[Dataset records]

▬▬▬▬▬▬▬▬▬▬

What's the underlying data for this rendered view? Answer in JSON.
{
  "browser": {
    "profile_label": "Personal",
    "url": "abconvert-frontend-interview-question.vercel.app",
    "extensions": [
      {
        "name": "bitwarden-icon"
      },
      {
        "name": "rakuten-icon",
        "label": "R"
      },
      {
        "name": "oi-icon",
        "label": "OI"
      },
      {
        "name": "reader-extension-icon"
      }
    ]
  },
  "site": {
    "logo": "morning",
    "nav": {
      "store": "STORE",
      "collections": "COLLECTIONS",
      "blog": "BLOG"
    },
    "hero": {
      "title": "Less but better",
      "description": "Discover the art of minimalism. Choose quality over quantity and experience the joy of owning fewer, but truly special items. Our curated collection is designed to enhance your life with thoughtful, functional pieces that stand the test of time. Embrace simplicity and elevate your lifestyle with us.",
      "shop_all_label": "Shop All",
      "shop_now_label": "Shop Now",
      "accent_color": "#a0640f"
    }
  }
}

▬▬▬▬▬▬▬▬▬▬

◆ Exercise prompt ◆
Copy all data exactly, start to finish.

◆ Response ◆
What's the underlying data for this rendered view? Answer in JSON.
{
  "browser": {
    "profile_label": "Personal",
    "url": "abconvert-frontend-interview-question.vercel.app",
    "extensions": [
      {
        "name": "bitwarden-icon"
      },
      {
        "name": "rakuten-icon",
        "label": "R"
      },
      {
        "name": "oi-icon",
        "label": "OI"
      },
      {
        "name": "reader-extension-icon"
      }
    ]
  },
  "site": {
    "logo": "morning",
    "nav": {
      "store": "STORE",
      "collections": "COLLECTIONS",
      "blog": "BLOG"
    },
    "hero": {
      "title": "Less but better",
      "description": "Discover the art of minimalism. Choose quality over quantity and experience the joy of owning fewer, but truly special items. Our curated collection is designed to enhance your life with thoughtful, functional pieces that stand the test of time. Embrace simplicity and elevate your lifestyle with us.",
      "shop_all_label": "Shop All",
      "shop_now_label": "Shop Now",
      "accent_color": "#a0640f"
    }
  }
}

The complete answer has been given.